**WRITTEN REQUEST:** Are you able to retype all the records below exactly?

**Data entries:**

##############################

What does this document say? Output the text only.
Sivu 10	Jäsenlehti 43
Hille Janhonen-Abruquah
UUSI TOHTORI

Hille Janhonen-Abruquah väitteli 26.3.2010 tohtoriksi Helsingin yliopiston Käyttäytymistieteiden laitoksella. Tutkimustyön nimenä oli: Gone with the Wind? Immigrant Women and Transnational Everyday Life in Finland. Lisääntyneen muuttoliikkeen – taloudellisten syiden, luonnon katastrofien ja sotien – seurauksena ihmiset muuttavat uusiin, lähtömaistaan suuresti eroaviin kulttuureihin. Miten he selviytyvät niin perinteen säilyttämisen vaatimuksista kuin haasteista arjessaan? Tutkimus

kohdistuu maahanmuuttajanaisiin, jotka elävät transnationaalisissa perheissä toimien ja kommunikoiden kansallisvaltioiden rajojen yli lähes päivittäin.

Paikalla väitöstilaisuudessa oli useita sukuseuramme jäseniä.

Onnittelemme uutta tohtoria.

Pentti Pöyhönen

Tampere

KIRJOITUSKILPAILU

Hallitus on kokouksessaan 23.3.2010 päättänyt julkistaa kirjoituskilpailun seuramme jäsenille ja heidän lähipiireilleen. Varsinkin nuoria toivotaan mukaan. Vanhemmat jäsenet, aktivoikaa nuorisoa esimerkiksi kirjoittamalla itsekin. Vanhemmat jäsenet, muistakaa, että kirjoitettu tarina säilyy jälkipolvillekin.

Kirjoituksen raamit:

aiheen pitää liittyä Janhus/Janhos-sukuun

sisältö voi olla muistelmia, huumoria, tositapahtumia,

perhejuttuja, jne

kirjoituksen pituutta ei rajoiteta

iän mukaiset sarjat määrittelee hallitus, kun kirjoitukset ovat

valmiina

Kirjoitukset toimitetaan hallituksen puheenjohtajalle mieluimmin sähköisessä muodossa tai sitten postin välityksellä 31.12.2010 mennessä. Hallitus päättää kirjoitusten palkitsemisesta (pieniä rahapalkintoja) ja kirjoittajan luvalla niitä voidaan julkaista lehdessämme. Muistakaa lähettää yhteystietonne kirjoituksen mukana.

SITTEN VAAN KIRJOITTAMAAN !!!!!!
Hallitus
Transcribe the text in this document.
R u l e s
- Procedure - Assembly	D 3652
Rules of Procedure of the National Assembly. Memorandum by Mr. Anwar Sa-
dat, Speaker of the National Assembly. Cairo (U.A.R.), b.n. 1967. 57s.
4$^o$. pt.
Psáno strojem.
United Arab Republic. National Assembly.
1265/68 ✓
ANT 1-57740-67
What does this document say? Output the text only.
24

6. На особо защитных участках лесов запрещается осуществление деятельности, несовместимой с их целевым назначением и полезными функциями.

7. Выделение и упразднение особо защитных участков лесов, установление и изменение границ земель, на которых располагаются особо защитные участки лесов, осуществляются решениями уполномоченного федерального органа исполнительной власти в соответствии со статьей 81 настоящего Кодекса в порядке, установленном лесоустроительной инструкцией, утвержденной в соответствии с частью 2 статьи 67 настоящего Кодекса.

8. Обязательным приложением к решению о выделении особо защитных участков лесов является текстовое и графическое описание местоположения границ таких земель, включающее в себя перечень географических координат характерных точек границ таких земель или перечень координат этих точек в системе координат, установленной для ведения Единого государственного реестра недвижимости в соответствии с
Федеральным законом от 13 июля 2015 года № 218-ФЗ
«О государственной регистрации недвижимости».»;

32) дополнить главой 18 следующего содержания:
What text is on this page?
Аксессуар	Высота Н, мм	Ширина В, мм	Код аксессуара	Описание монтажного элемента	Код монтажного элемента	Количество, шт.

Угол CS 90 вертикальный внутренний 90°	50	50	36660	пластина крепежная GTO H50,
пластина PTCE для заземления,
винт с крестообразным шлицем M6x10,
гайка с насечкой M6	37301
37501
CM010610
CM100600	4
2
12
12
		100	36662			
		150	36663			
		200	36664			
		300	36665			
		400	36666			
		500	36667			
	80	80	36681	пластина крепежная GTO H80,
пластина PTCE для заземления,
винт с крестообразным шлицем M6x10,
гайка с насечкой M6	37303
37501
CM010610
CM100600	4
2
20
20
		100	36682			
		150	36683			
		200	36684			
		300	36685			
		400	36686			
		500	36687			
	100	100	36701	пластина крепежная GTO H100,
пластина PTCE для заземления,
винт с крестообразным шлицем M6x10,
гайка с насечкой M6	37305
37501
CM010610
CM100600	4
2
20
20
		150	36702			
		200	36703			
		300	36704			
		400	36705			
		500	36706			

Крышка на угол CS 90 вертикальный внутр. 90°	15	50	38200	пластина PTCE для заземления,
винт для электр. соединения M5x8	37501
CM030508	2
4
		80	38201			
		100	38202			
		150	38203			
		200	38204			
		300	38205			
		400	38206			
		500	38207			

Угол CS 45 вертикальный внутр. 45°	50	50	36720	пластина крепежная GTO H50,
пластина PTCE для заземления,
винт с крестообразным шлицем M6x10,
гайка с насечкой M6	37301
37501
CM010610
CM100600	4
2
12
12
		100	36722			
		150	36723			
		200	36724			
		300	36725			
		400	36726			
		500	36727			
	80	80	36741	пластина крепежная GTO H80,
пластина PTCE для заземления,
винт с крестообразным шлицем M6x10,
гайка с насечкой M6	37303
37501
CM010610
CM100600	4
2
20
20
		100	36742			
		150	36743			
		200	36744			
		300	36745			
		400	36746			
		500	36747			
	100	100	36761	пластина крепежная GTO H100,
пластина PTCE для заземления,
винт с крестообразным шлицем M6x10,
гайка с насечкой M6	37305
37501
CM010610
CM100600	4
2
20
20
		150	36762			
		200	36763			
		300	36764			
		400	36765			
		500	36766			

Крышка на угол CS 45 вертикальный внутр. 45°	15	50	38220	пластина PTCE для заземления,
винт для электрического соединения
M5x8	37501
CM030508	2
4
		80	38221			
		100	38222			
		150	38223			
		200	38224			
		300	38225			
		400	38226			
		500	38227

##############################

**RESPONSE TO THIS TASK:**
What does this document say? Output the text only.
Sivu 10	Jäsenlehti 43
Hille Janhonen-Abruquah
UUSI TOHTORI

Hille Janhonen-Abruquah väitteli 26.3.2010 tohtoriksi Helsingin yliopiston Käyttäytymistieteiden laitoksella. Tutkimustyön nimenä oli: Gone with the Wind? Immigrant Women and Transnational Everyday Life in Finland. Lisääntyneen muuttoliikkeen – taloudellisten syiden, luonnon katastrofien ja sotien – seurauksena ihmiset muuttavat uusiin, lähtömaistaan suuresti eroaviin kulttuureihin. Miten he selviytyvät niin perinteen säilyttämisen vaatimuksista kuin haasteista arjessaan? Tutkimus

kohdistuu maahanmuuttajanaisiin, jotka elävät transnationaalisissa perheissä toimien ja kommunikoiden kansallisvaltioiden rajojen yli lähes päivittäin.

Paikalla väitöstilaisuudessa oli useita sukuseuramme jäseniä.

Onnittelemme uutta tohtoria.

Pentti Pöyhönen

Tampere

KIRJOITUSKILPAILU

Hallitus on kokouksessaan 23.3.2010 päättänyt julkistaa kirjoituskilpailun seuramme jäsenille ja heidän lähipiireilleen. Varsinkin nuoria toivotaan mukaan. Vanhemmat jäsenet, aktivoikaa nuorisoa esimerkiksi kirjoittamalla itsekin. Vanhemmat jäsenet, muistakaa, että kirjoitettu tarina säilyy jälkipolvillekin.

Kirjoituksen raamit:

aiheen pitää liittyä Janhus/Janhos-sukuun

sisältö voi olla muistelmia, huumoria, tositapahtumia,

perhejuttuja, jne

kirjoituksen pituutta ei rajoiteta

iän mukaiset sarjat määrittelee hallitus, kun kirjoitukset ovat

valmiina

Kirjoitukset toimitetaan hallituksen puheenjohtajalle mieluimmin sähköisessä muodossa tai sitten postin välityksellä 31.12.2010 mennessä. Hallitus päättää kirjoitusten palkitsemisesta (pieniä rahapalkintoja) ja kirjoittajan luvalla niitä voidaan julkaista lehdessämme. Muistakaa lähettää yhteystietonne kirjoituksen mukana.

SITTEN VAAN KIRJOITTAMAAN !!!!!!
Hallitus
Transcribe the text in this document.
R u l e s
- Procedure - Assembly	D 3652
Rules of Procedure of the National Assembly. Memorandum by Mr. Anwar Sa-
dat, Speaker of the National Assembly. Cairo (U.A.R.), b.n. 1967. 57s.
4$^o$. pt.
Psáno strojem.
United Arab Republic. National Assembly.
1265/68 ✓
ANT 1-57740-67
What does this document say? Output the text only.
24

6. На особо защитных участках лесов запрещается осуществление деятельности, несовместимой с их целевым назначением и полезными функциями.

7. Выделение и упразднение особо защитных участков лесов, установление и изменение границ земель, на которых располагаются особо защитные участки лесов, осуществляются решениями уполномоченного федерального органа исполнительной власти в соответствии со статьей 81 настоящего Кодекса в порядке, установленном лесоустроительной инструкцией, утвержденной в соответствии с частью 2 статьи 67 настоящего Кодекса.

8. Обязательным приложением к решению о выделении особо защитных участков лесов является текстовое и графическое описание местоположения границ таких земель, включающее в себя перечень географических координат характерных точек границ таких земель или перечень координат этих точек в системе координат, установленной для ведения Единого государственного реестра недвижимости в соответствии с
Федеральным законом от 13 июля 2015 года № 218-ФЗ
«О государственной регистрации недвижимости».»;

32) дополнить главой 18 следующего содержания:
What text is on this page?
Аксессуар	Высота Н, мм	Ширина В, мм	Код аксессуара	Описание монтажного элемента	Код монтажного элемента	Количество, шт.

Угол CS 90 вертикальный внутренний 90°	50	50	36660	пластина крепежная GTO H50,
пластина PTCE для заземления,
винт с крестообразным шлицем M6x10,
гайка с насечкой M6	37301
37501
CM010610
CM100600	4
2
12
12
		100	36662			
		150	36663			
		200	36664			
		300	36665			
		400	36666			
		500	36667			
	80	80	36681	пластина крепежная GTO H80,
пластина PTCE для заземления,
винт с крестообразным шлицем M6x10,
гайка с насечкой M6	37303
37501
CM010610
CM100600	4
2
20
20
		100	36682			
		150	36683			
		200	36684			
		300	36685			
		400	36686			
		500	36687			
	100	100	36701	пластина крепежная GTO H100,
пластина PTCE для заземления,
винт с крестообразным шлицем M6x10,
гайка с насечкой M6	37305
37501
CM010610
CM100600	4
2
20
20
		150	36702			
		200	36703			
		300	36704			
		400	36705			
		500	36706			

Крышка на угол CS 90 вертикальный внутр. 90°	15	50	38200	пластина PTCE для заземления,
винт для электр. соединения M5x8	37501
CM030508	2
4
		80	38201			
		100	38202			
		150	38203			
		200	38204			
		300	38205			
		400	38206			
		500	38207			

Угол CS 45 вертикальный внутр. 45°	50	50	36720	пластина крепежная GTO H50,
пластина PTCE для заземления,
винт с крестообразным шлицем M6x10,
гайка с насечкой M6	37301
37501
CM010610
CM100600	4
2
12
12
		100	36722			
		150	36723			
		200	36724			
		300	36725			
		400	36726			
		500	36727			
	80	80	36741	пластина крепежная GTO H80,
пластина PTCE для заземления,
винт с крестообразным шлицем M6x10,
гайка с насечкой M6	37303
37501
CM010610
CM100600	4
2
20
20
		100	36742			
		150	36743			
		200	36744			
		300	36745			
		400	36746			
		500	36747			
	100	100	36761	пластина крепежная GTO H100,
пластина PTCE для заземления,
винт с крестообразным шлицем M6x10,
гайка с насечкой M6	37305
37501
CM010610
CM100600	4
2
20
20
		150	36762			
		200	36763			
		300	36764			
		400	36765			
		500	36766			

Крышка на угол CS 45 вертикальный внутр. 45°	15	50	38220	пластина PTCE для заземления,
винт для электрического соединения
M5x8	37501
CM030508	2
4
		80	38221			
		100	38222			
		150	38223			
		200	38224			
		300	38225			
		400	38226			
		500	38227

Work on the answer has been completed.